● YOUR OBJECTIVE
Drop all images and give the records again exactly.

● INFORMATION SUPPLIED
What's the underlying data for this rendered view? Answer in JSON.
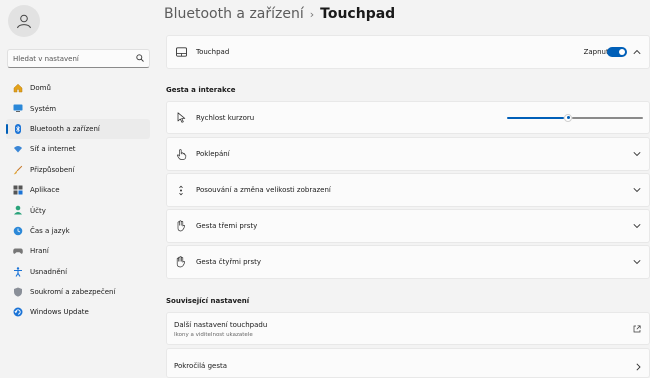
{
  "sidebar": {
    "search_placeholder": "Hledat v nastavení",
    "items": [
      {
        "label": "Domů",
        "icon": "home-icon"
      },
      {
        "label": "Systém",
        "icon": "system-icon"
      },
      {
        "label": "Bluetooth a zařízení",
        "icon": "bluetooth-icon",
        "active": true
      },
      {
        "label": "Síť a internet",
        "icon": "wifi-icon"
      },
      {
        "label": "Přizpůsobení",
        "icon": "brush-icon"
      },
      {
        "label": "Aplikace",
        "icon": "apps-icon"
      },
      {
        "label": "Účty",
        "icon": "accounts-icon"
      },
      {
        "label": "Čas a jazyk",
        "icon": "time-language-icon"
      },
      {
        "label": "Hraní",
        "icon": "gaming-icon"
      },
      {
        "label": "Usnadnění",
        "icon": "accessibility-icon"
      },
      {
        "label": "Soukromí a zabezpečení",
        "icon": "shield-icon"
      },
      {
        "label": "Windows Update",
        "icon": "update-icon"
      }
    ]
  },
  "header": {
    "breadcrumb": "Bluetooth a zařízení",
    "separator": "›",
    "title": "Touchpad"
  },
  "touchpad_card": {
    "label": "Touchpad",
    "toggle_state": "Zapnuto",
    "toggle_on": true
  },
  "gestures": {
    "heading": "Gesta a interakce",
    "cursor_speed": {
      "label": "Rychlost kurzoru",
      "value_fraction": 0.45
    },
    "rows": [
      {
        "label": "Poklepání",
        "icon": "tap-icon"
      },
      {
        "label": "Posouvání a změna velikosti zobrazení",
        "icon": "scroll-zoom-icon"
      },
      {
        "label": "Gesta třemi prsty",
        "icon": "three-finger-icon"
      },
      {
        "label": "Gesta čtyřmi prsty",
        "icon": "four-finger-icon"
      }
    ]
  },
  "related": {
    "heading": "Související nastavení",
    "more_touchpad": {
      "label": "Další nastavení touchpadu",
      "sub": "Ikony a viditelnost ukazatele"
    },
    "next_item": {
      "label": "Pokročilá gesta"
    }
  },
  "colors": {
    "accent": "#005fb8"
  }
}
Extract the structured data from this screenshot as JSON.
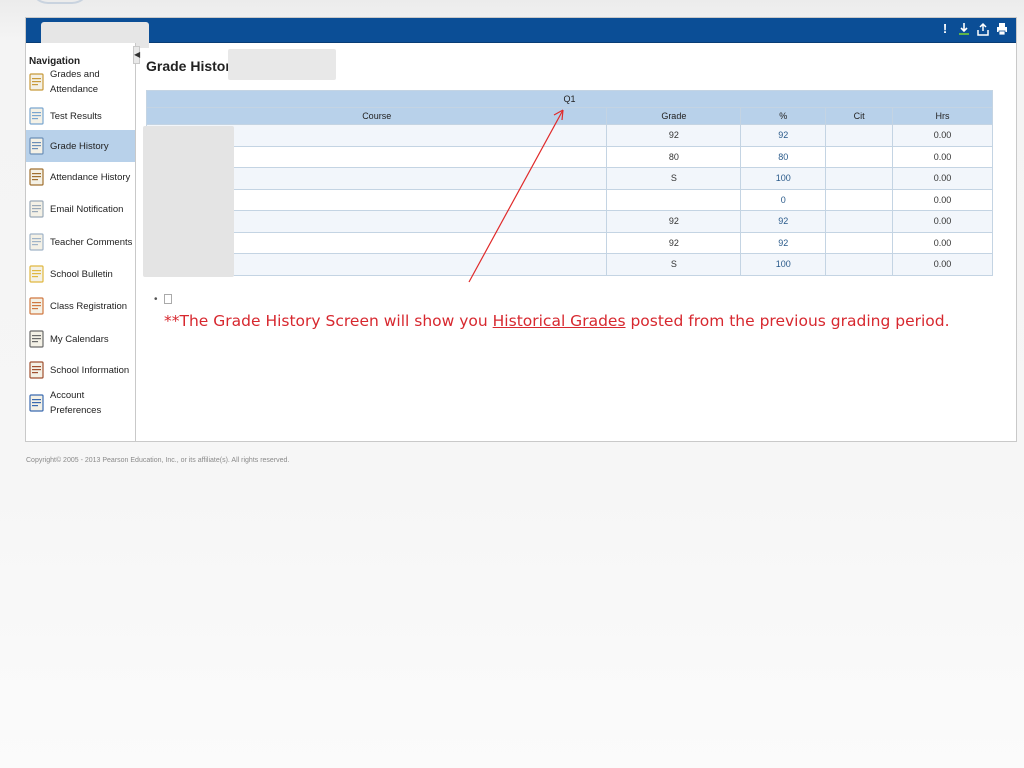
{
  "toolbar": {
    "icons": [
      "alert-icon",
      "download-icon",
      "export-icon",
      "print-icon"
    ],
    "alert_glyph": "!"
  },
  "sidebar": {
    "title": "Navigation",
    "items": [
      {
        "label": "Grades and Attendance",
        "icon": "grades-icon"
      },
      {
        "label": "Test Results",
        "icon": "test-results-icon"
      },
      {
        "label": "Grade History",
        "icon": "grade-history-icon",
        "active": true
      },
      {
        "label": "Attendance History",
        "icon": "clock-icon"
      },
      {
        "label": "Email Notification",
        "icon": "envelope-icon"
      },
      {
        "label": "Teacher Comments",
        "icon": "comment-icon"
      },
      {
        "label": "School Bulletin",
        "icon": "bulletin-icon"
      },
      {
        "label": "Class Registration",
        "icon": "registration-icon"
      },
      {
        "label": "My Calendars",
        "icon": "calendar-icon"
      },
      {
        "label": "School Information",
        "icon": "school-icon"
      },
      {
        "label": "Account Preferences",
        "icon": "account-icon"
      }
    ]
  },
  "main": {
    "title": "Grade History:",
    "table": {
      "term": "Q1",
      "columns": [
        "Course",
        "Grade",
        "%",
        "Cit",
        "Hrs"
      ],
      "rows": [
        {
          "course": "",
          "grade": "92",
          "pct": "92",
          "cit": "",
          "hrs": "0.00"
        },
        {
          "course": "",
          "grade": "80",
          "pct": "80",
          "cit": "",
          "hrs": "0.00"
        },
        {
          "course": "",
          "grade": "S",
          "pct": "100",
          "cit": "",
          "hrs": "0.00"
        },
        {
          "course": "",
          "grade": "",
          "pct": "0",
          "cit": "",
          "hrs": "0.00"
        },
        {
          "course": "",
          "grade": "92",
          "pct": "92",
          "cit": "",
          "hrs": "0.00"
        },
        {
          "course": "",
          "grade": "92",
          "pct": "92",
          "cit": "",
          "hrs": "0.00"
        },
        {
          "course": "",
          "grade": "S",
          "pct": "100",
          "cit": "",
          "hrs": "0.00"
        }
      ]
    },
    "bullet": "•",
    "bullet_icon": "help-icon"
  },
  "annotation": {
    "prefix": "**The Grade History Screen will show you ",
    "link": "Historical Grades",
    "suffix": " posted from the previous grading period.",
    "color": "#d7282f"
  },
  "footer": {
    "copyright": "Copyright© 2005 - 2013 Pearson Education, Inc., or its affiliate(s). All rights reserved."
  },
  "colors": {
    "top_bar": "#0b4e96",
    "header_row": "#b8d1ea",
    "active_nav": "#b8d1ea"
  }
}
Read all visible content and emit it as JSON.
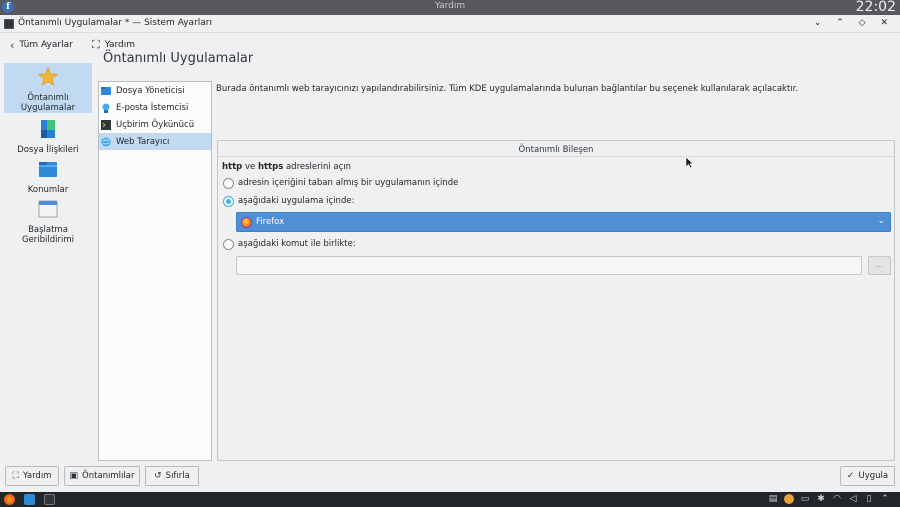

● RIGHT ANSWER
What's the underlying data for this rendered view? Answer in JSON.
{
  "sidebar": {
    "search_placeholder": "Hledat v nastavení",
    "items": [
      {
        "label": "Domů",
        "icon": "home-icon"
      },
      {
        "label": "Systém",
        "icon": "system-icon"
      },
      {
        "label": "Bluetooth a zařízení",
        "icon": "bluetooth-icon",
        "active": true
      },
      {
        "label": "Síť a internet",
        "icon": "wifi-icon"
      },
      {
        "label": "Přizpůsobení",
        "icon": "brush-icon"
      },
      {
        "label": "Aplikace",
        "icon": "apps-icon"
      },
      {
        "label": "Účty",
        "icon": "accounts-icon"
      },
      {
        "label": "Čas a jazyk",
        "icon": "time-language-icon"
      },
      {
        "label": "Hraní",
        "icon": "gaming-icon"
      },
      {
        "label": "Usnadnění",
        "icon": "accessibility-icon"
      },
      {
        "label": "Soukromí a zabezpečení",
        "icon": "shield-icon"
      },
      {
        "label": "Windows Update",
        "icon": "update-icon"
      }
    ]
  },
  "header": {
    "breadcrumb": "Bluetooth a zařízení",
    "separator": "›",
    "title": "Touchpad"
  },
  "touchpad_card": {
    "label": "Touchpad",
    "toggle_state": "Zapnuto",
    "toggle_on": true
  },
  "gestures": {
    "heading": "Gesta a interakce",
    "cursor_speed": {
      "label": "Rychlost kurzoru",
      "value_fraction": 0.45
    },
    "rows": [
      {
        "label": "Poklepání",
        "icon": "tap-icon"
      },
      {
        "label": "Posouvání a změna velikosti zobrazení",
        "icon": "scroll-zoom-icon"
      },
      {
        "label": "Gesta třemi prsty",
        "icon": "three-finger-icon"
      },
      {
        "label": "Gesta čtyřmi prsty",
        "icon": "four-finger-icon"
      }
    ]
  },
  "related": {
    "heading": "Související nastavení",
    "more_touchpad": {
      "label": "Další nastavení touchpadu",
      "sub": "Ikony a viditelnost ukazatele"
    },
    "next_item": {
      "label": "Pokročilá gesta"
    }
  },
  "colors": {
    "accent": "#005fb8"
  }
}
Extract the structured data from this screenshot as JSON.
{
  "toolbar": {
    "icons": [
      "alert-icon",
      "download-icon",
      "export-icon",
      "print-icon"
    ],
    "alert_glyph": "!"
  },
  "sidebar": {
    "title": "Navigation",
    "items": [
      {
        "label": "Grades and Attendance",
        "icon": "grades-icon"
      },
      {
        "label": "Test Results",
        "icon": "test-results-icon"
      },
      {
        "label": "Grade History",
        "icon": "grade-history-icon",
        "active": true
      },
      {
        "label": "Attendance History",
        "icon": "clock-icon"
      },
      {
        "label": "Email Notification",
        "icon": "envelope-icon"
      },
      {
        "label": "Teacher Comments",
        "icon": "comment-icon"
      },
      {
        "label": "School Bulletin",
        "icon": "bulletin-icon"
      },
      {
        "label": "Class Registration",
        "icon": "registration-icon"
      },
      {
        "label": "My Calendars",
        "icon": "calendar-icon"
      },
      {
        "label": "School Information",
        "icon": "school-icon"
      },
      {
        "label": "Account Preferences",
        "icon": "account-icon"
      }
    ]
  },
  "main": {
    "title": "Grade History:",
    "table": {
      "term": "Q1",
      "columns": [
        "Course",
        "Grade",
        "%",
        "Cit",
        "Hrs"
      ],
      "rows": [
        {
          "course": "",
          "grade": "92",
          "pct": "92",
          "cit": "",
          "hrs": "0.00"
        },
        {
          "course": "",
          "grade": "80",
          "pct": "80",
          "cit": "",
          "hrs": "0.00"
        },
        {
          "course": "",
          "grade": "S",
          "pct": "100",
          "cit": "",
          "hrs": "0.00"
        },
        {
          "course": "",
          "grade": "",
          "pct": "0",
          "cit": "",
          "hrs": "0.00"
        },
        {
          "course": "",
          "grade": "92",
          "pct": "92",
          "cit": "",
          "hrs": "0.00"
        },
        {
          "course": "",
          "grade": "92",
          "pct": "92",
          "cit": "",
          "hrs": "0.00"
        },
        {
          "course": "",
          "grade": "S",
          "pct": "100",
          "cit": "",
          "hrs": "0.00"
        }
      ]
    },
    "bullet": "•",
    "bullet_icon": "help-icon"
  },
  "annotation": {
    "prefix": "**The Grade History Screen will show you ",
    "link": "Historical Grades",
    "suffix": " posted from the previous grading period.",
    "color": "#d7282f"
  },
  "footer": {
    "copyright": "Copyright© 2005 - 2013 Pearson Education, Inc., or its affiliate(s). All rights reserved."
  },
  "colors": {
    "top_bar": "#0b4e96",
    "header_row": "#b8d1ea",
    "active_nav": "#b8d1ea"
  }
}
Read all visible content and emit it as JSON.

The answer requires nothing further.